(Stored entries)
———

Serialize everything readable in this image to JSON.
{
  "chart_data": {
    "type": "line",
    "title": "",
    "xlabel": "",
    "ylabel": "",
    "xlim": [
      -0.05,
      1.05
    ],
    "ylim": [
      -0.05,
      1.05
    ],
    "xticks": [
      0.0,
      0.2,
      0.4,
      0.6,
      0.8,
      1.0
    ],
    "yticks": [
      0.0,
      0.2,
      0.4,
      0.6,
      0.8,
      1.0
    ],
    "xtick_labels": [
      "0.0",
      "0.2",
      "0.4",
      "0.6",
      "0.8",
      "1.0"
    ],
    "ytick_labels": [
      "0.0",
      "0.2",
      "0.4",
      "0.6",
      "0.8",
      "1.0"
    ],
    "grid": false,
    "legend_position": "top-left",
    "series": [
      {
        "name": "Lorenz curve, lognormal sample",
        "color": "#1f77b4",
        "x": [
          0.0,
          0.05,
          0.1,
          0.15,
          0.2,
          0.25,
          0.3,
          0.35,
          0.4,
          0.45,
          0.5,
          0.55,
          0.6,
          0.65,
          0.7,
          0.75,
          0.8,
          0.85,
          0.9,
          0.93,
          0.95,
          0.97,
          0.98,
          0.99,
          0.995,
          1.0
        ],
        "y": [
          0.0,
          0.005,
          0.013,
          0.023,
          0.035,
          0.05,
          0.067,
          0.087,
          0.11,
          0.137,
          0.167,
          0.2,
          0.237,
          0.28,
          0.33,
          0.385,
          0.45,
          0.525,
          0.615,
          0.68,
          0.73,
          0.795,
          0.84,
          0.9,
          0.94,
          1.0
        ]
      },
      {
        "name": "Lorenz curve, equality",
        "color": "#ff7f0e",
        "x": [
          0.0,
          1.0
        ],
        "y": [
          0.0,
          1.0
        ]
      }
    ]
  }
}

———

**TASK TO CARRY OUT**
Look through the entries above and report each line where the string "curve" occurs.

**RESULT**
        "name": "Lorenz curve, lognormal sample",
        "name": "Lorenz curve, equality",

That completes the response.